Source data

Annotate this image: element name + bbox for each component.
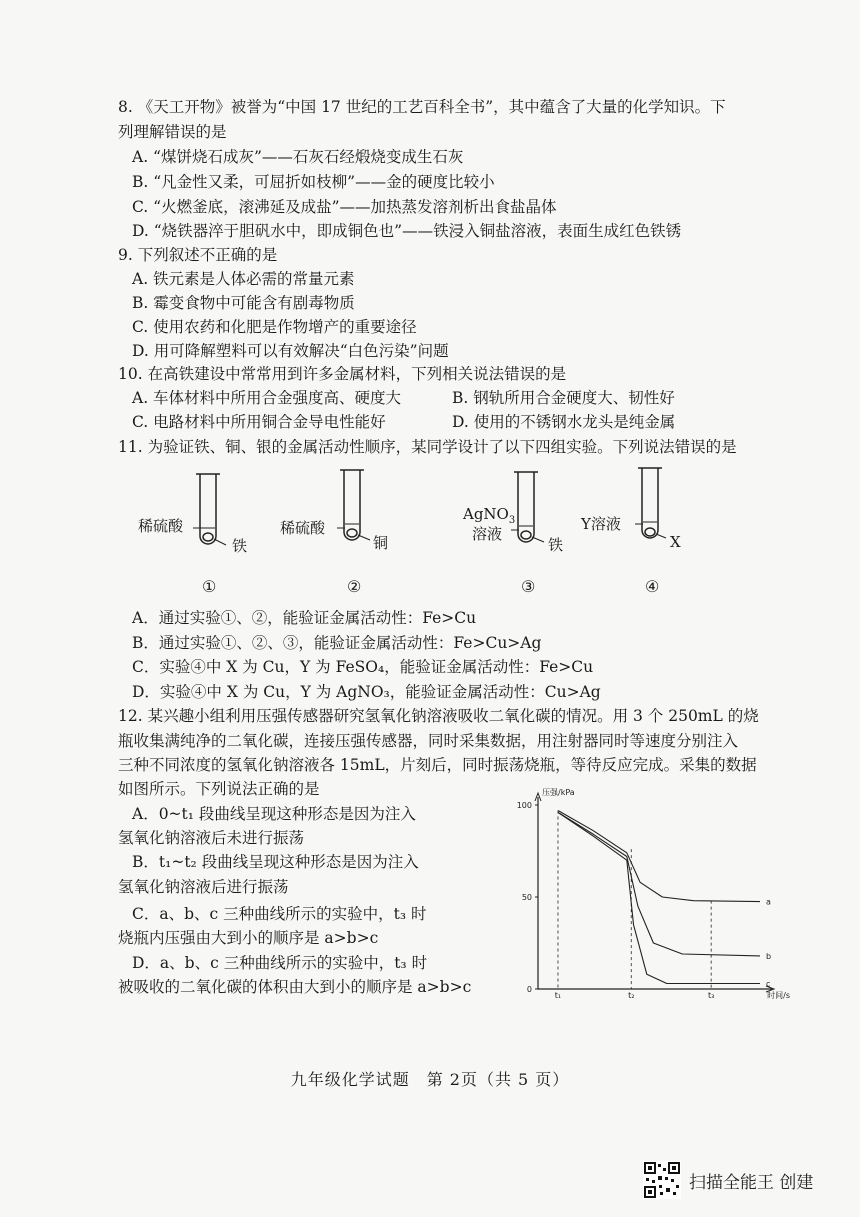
q12-stem-line1: 12. 某兴趣小组利用压强传感器研究氢氧化钠溶液吸收二氧化碳的情况。用 3 个 250mL 的烧 bbox=[118, 707, 759, 725]
y-axis-label: 压强/kPa bbox=[542, 788, 575, 797]
q12-option-d-line2: 被吸收的二氧化碳的体积由大到小的顺序是 a>b>c bbox=[118, 978, 472, 996]
tube-3-formula: AgNO bbox=[463, 505, 509, 523]
q10-stem: 10. 在高铁建设中常常用到许多金属材料，下列相关说法错误的是 bbox=[118, 365, 567, 383]
qr-code-icon bbox=[643, 1161, 681, 1199]
scanner-watermark-text: 扫描全能王 创建 bbox=[689, 1172, 814, 1193]
x-tick-label: t₂ bbox=[628, 991, 635, 1000]
tube-3-metal-label: 铁 bbox=[548, 536, 564, 554]
q8-stem-line1: 8. 《天工开物》被誉为“中国 17 世纪的工艺百科全书”，其中蕴含了大量的化学知识。下 bbox=[118, 98, 726, 116]
q12-option-c-line2: 烧瓶内压强由大到小的顺序是 a>b>c bbox=[118, 929, 379, 947]
page-footer: 九年级化学试题 第 2页（共 5 页） bbox=[290, 1070, 570, 1089]
q9-option-c: C. 使用农药和化肥是作物增产的重要途径 bbox=[132, 318, 417, 336]
q11-option-a: A．通过实验①、②，能验证金属活动性：Fe>Cu bbox=[132, 609, 477, 627]
pressure-chart bbox=[500, 783, 790, 1008]
q12-option-c-line1: C．a、b、c 三种曲线所示的实验中，t₃ 时 bbox=[132, 905, 427, 923]
q11-option-b: B．通过实验①、②、③，能验证金属活动性：Fe>Cu>Ag bbox=[132, 634, 542, 652]
q12-stem-line4: 如图所示。下列说法正确的是 bbox=[118, 780, 320, 798]
tube-2 bbox=[337, 470, 370, 540]
chart-axes bbox=[535, 793, 774, 992]
q11-option-d: D．实验④中 X 为 Cu，Y 为 AgNO₃，能验证金属活动性：Cu>Ag bbox=[132, 683, 601, 701]
tube-2-liquid-label: 稀硫酸 bbox=[280, 519, 326, 537]
chart-series bbox=[558, 811, 760, 984]
tube-1-metal-label: 铁 bbox=[232, 537, 248, 555]
q12-option-a-line2: 氢氧化钠溶液后未进行振荡 bbox=[118, 829, 305, 847]
q9-option-b: B. 霉变食物中可能含有剧毒物质 bbox=[132, 294, 355, 312]
q12-option-d-line1: D．a、b、c 三种曲线所示的实验中，t₃ 时 bbox=[132, 954, 428, 972]
tube-3-liquid-label-2: 溶液 bbox=[472, 525, 503, 543]
tube-2-number: ② bbox=[347, 577, 362, 596]
q8-option-a: A. “煤饼烧石成灰”——石灰石经煅烧变成生石灰 bbox=[132, 148, 464, 166]
tube-3 bbox=[508, 472, 544, 542]
series-label-a: a bbox=[766, 897, 771, 907]
tube-1 bbox=[193, 474, 226, 545]
y-tick-label: 50 bbox=[521, 893, 532, 902]
series-line-a bbox=[558, 811, 760, 902]
series-line-c bbox=[558, 812, 760, 983]
tube-4-metal-label: X bbox=[670, 533, 681, 551]
tube-1-number: ① bbox=[202, 577, 217, 596]
q9-option-d: D. 用可降解塑料可以有效解决“白色污染”问题 bbox=[132, 342, 449, 360]
scanner-watermark bbox=[643, 1161, 813, 1199]
q10-option-c: C. 电路材料中所用铜合金导电性能好 bbox=[132, 413, 386, 431]
q12-option-a-line1: A．0~t₁ 段曲线呈现这种形态是因为注入 bbox=[132, 805, 416, 823]
q8-stem-line2: 列理解错误的是 bbox=[118, 123, 227, 141]
x-axis-label: 时间/s bbox=[767, 991, 790, 1000]
x-tick-label: t₁ bbox=[554, 991, 562, 1000]
q10-option-d: D. 使用的不锈钢水龙头是纯金属 bbox=[452, 413, 676, 431]
series-label-b: b bbox=[766, 951, 772, 961]
tube-4-liquid-label: Y溶液 bbox=[581, 515, 621, 533]
q12-option-b-line1: B．t₁~t₂ 段曲线呈现这种形态是因为注入 bbox=[132, 853, 419, 871]
q12-stem-line2: 瓶收集满纯净的二氧化碳，连接压强传感器，同时采集数据，用注射器同时等速度分别注入 bbox=[118, 732, 739, 750]
tube-4 bbox=[635, 468, 666, 538]
y-tick-label: 0 bbox=[526, 985, 532, 994]
q9-option-a: A. 铁元素是人体必需的常量元素 bbox=[132, 270, 355, 288]
series-label-c: c bbox=[766, 979, 771, 989]
x-tick-label: t₃ bbox=[707, 991, 715, 1000]
tube-3-number: ③ bbox=[521, 577, 536, 596]
q8-option-c: C. “火燃釜底，滚沸延及成盐”——加热蒸发溶剂析出食盐晶体 bbox=[132, 198, 557, 216]
series-line-b bbox=[558, 812, 760, 956]
q10-option-a: A. 车体材料中所用合金强度高、硬度大 bbox=[132, 389, 402, 407]
q12-stem-line3: 三种不同浓度的氢氧化钠溶液各 15mL，片刻后，同时振荡烧瓶，等待反应完成。采集的数据 bbox=[118, 756, 757, 774]
tube-4-number: ④ bbox=[645, 577, 660, 596]
q9-stem: 9. 下列叙述不正确的是 bbox=[118, 246, 278, 264]
q8-option-d: D. “烧铁器淬于胆矾水中，即成铜色也”——铁浸入铜盐溶液，表面生成红色铁锈 bbox=[132, 222, 682, 240]
y-tick-label: 100 bbox=[516, 801, 532, 810]
q11-stem: 11. 为验证铁、铜、银的金属活动性顺序，某同学设计了以下四组实验。下列说法错误的是 bbox=[118, 438, 737, 456]
tube-3-formula-subscript: 3 bbox=[508, 515, 516, 526]
q11-option-c: C．实验④中 X 为 Cu，Y 为 FeSO₄，能验证金属活动性：Fe>Cu bbox=[132, 658, 594, 676]
tube-2-metal-label: 铜 bbox=[373, 534, 389, 552]
q10-option-b: B. 钢轨所用合金硬度大、韧性好 bbox=[452, 389, 675, 407]
tube-1-liquid-label: 稀硫酸 bbox=[138, 517, 184, 535]
q8-option-b: B. “凡金性又柔，可屈折如枝柳”——金的硬度比较小 bbox=[132, 173, 495, 191]
q12-option-b-line2: 氢氧化钠溶液后进行振荡 bbox=[118, 878, 289, 896]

_WRITTEN EXERCISE_
Please rewrite these lines, replacing every "bbox" with "box" and keeping everything else the same. Leave the pictures out of your answer.

_SOLUTION_
Annotate this image: element name + box for each component.
q12-stem-line1: 12. 某兴趣小组利用压强传感器研究氢氧化钠溶液吸收二氧化碳的情况。用 3 个 250mL 的烧 box=[118, 707, 759, 725]
y-axis-label: 压强/kPa box=[542, 788, 575, 797]
q12-option-d-line2: 被吸收的二氧化碳的体积由大到小的顺序是 a>b>c box=[118, 978, 472, 996]
tube-3-formula: AgNO box=[463, 505, 509, 523]
q10-stem: 10. 在高铁建设中常常用到许多金属材料，下列相关说法错误的是 box=[118, 365, 567, 383]
qr-code-icon box=[643, 1161, 681, 1199]
scanner-watermark-text: 扫描全能王 创建 box=[689, 1172, 814, 1193]
x-tick-label: t₂ box=[628, 991, 635, 1000]
tube-3-metal-label: 铁 box=[548, 536, 564, 554]
q8-stem-line1: 8. 《天工开物》被誉为“中国 17 世纪的工艺百科全书”，其中蕴含了大量的化学知识。下 box=[118, 98, 726, 116]
q12-option-c-line2: 烧瓶内压强由大到小的顺序是 a>b>c box=[118, 929, 379, 947]
page-footer: 九年级化学试题 第 2页（共 5 页） box=[290, 1070, 570, 1089]
q9-option-c: C. 使用农药和化肥是作物增产的重要途径 box=[132, 318, 417, 336]
q11-option-a: A．通过实验①、②，能验证金属活动性：Fe>Cu box=[132, 609, 477, 627]
pressure-chart box=[500, 783, 790, 1008]
q12-option-c-line1: C．a、b、c 三种曲线所示的实验中，t₃ 时 box=[132, 905, 427, 923]
q11-option-b: B．通过实验①、②、③，能验证金属活动性：Fe>Cu>Ag box=[132, 634, 542, 652]
q12-stem-line4: 如图所示。下列说法正确的是 box=[118, 780, 320, 798]
tube-2 box=[337, 470, 370, 540]
chart-axes box=[535, 793, 774, 992]
q11-option-d: D．实验④中 X 为 Cu，Y 为 AgNO₃，能验证金属活动性：Cu>Ag box=[132, 683, 601, 701]
tube-2-liquid-label: 稀硫酸 box=[280, 519, 326, 537]
chart-series box=[558, 811, 760, 984]
tube-1-metal-label: 铁 box=[232, 537, 248, 555]
q12-option-a-line2: 氢氧化钠溶液后未进行振荡 box=[118, 829, 305, 847]
q9-option-b: B. 霉变食物中可能含有剧毒物质 box=[132, 294, 355, 312]
q12-option-d-line1: D．a、b、c 三种曲线所示的实验中，t₃ 时 box=[132, 954, 428, 972]
tube-3-liquid-label-2: 溶液 box=[472, 525, 503, 543]
tube-2-number: ② box=[347, 577, 362, 596]
q8-option-a: A. “煤饼烧石成灰”——石灰石经煅烧变成生石灰 box=[132, 148, 464, 166]
tube-3 box=[508, 472, 544, 542]
series-label-a: a box=[766, 897, 771, 907]
tube-1 box=[193, 474, 226, 545]
y-tick-label: 50 box=[521, 893, 532, 902]
series-line-a box=[558, 811, 760, 902]
series-line-c box=[558, 812, 760, 983]
tube-4-metal-label: X box=[670, 533, 681, 551]
tube-1-number: ① box=[202, 577, 217, 596]
q9-option-d: D. 用可降解塑料可以有效解决“白色污染”问题 box=[132, 342, 449, 360]
scanner-watermark box=[643, 1161, 813, 1199]
q10-option-c: C. 电路材料中所用铜合金导电性能好 box=[132, 413, 386, 431]
q12-option-a-line1: A．0~t₁ 段曲线呈现这种形态是因为注入 box=[132, 805, 416, 823]
q8-stem-line2: 列理解错误的是 box=[118, 123, 227, 141]
x-axis-label: 时间/s box=[767, 991, 790, 1000]
x-tick-label: t₁ box=[554, 991, 562, 1000]
q10-option-d: D. 使用的不锈钢水龙头是纯金属 box=[452, 413, 676, 431]
series-label-b: b box=[766, 951, 772, 961]
tube-4-liquid-label: Y溶液 box=[581, 515, 621, 533]
q12-option-b-line1: B．t₁~t₂ 段曲线呈现这种形态是因为注入 box=[132, 853, 419, 871]
q12-stem-line2: 瓶收集满纯净的二氧化碳，连接压强传感器，同时采集数据，用注射器同时等速度分别注入 box=[118, 732, 739, 750]
tube-4 box=[635, 468, 666, 538]
y-tick-label: 0 box=[526, 985, 532, 994]
q9-option-a: A. 铁元素是人体必需的常量元素 box=[132, 270, 355, 288]
series-label-c: c box=[766, 979, 771, 989]
x-tick-label: t₃ box=[707, 991, 715, 1000]
tube-3-number: ③ box=[521, 577, 536, 596]
q8-option-c: C. “火燃釜底，滚沸延及成盐”——加热蒸发溶剂析出食盐晶体 box=[132, 198, 557, 216]
series-line-b box=[558, 812, 760, 956]
q10-option-a: A. 车体材料中所用合金强度高、硬度大 box=[132, 389, 402, 407]
q12-stem-line3: 三种不同浓度的氢氧化钠溶液各 15mL，片刻后，同时振荡烧瓶，等待反应完成。采集的数据 box=[118, 756, 757, 774]
tube-4-number: ④ box=[645, 577, 660, 596]
q9-stem: 9. 下列叙述不正确的是 box=[118, 246, 278, 264]
q8-option-d: D. “烧铁器淬于胆矾水中，即成铜色也”——铁浸入铜盐溶液，表面生成红色铁锈 box=[132, 222, 682, 240]
y-tick-label: 100 box=[516, 801, 532, 810]
q11-stem: 11. 为验证铁、铜、银的金属活动性顺序，某同学设计了以下四组实验。下列说法错误的是 box=[118, 438, 737, 456]
tube-3-formula-subscript: 3 box=[508, 515, 516, 526]
q11-option-c: C．实验④中 X 为 Cu，Y 为 FeSO₄，能验证金属活动性：Fe>Cu box=[132, 658, 594, 676]
tube-2-metal-label: 铜 box=[373, 534, 389, 552]
q10-option-b: B. 钢轨所用合金硬度大、韧性好 box=[452, 389, 675, 407]
tube-1-liquid-label: 稀硫酸 box=[138, 517, 184, 535]
q8-option-b: B. “凡金性又柔，可屈折如枝柳”——金的硬度比较小 box=[132, 173, 495, 191]
q12-option-b-line2: 氢氧化钠溶液后进行振荡 box=[118, 878, 289, 896]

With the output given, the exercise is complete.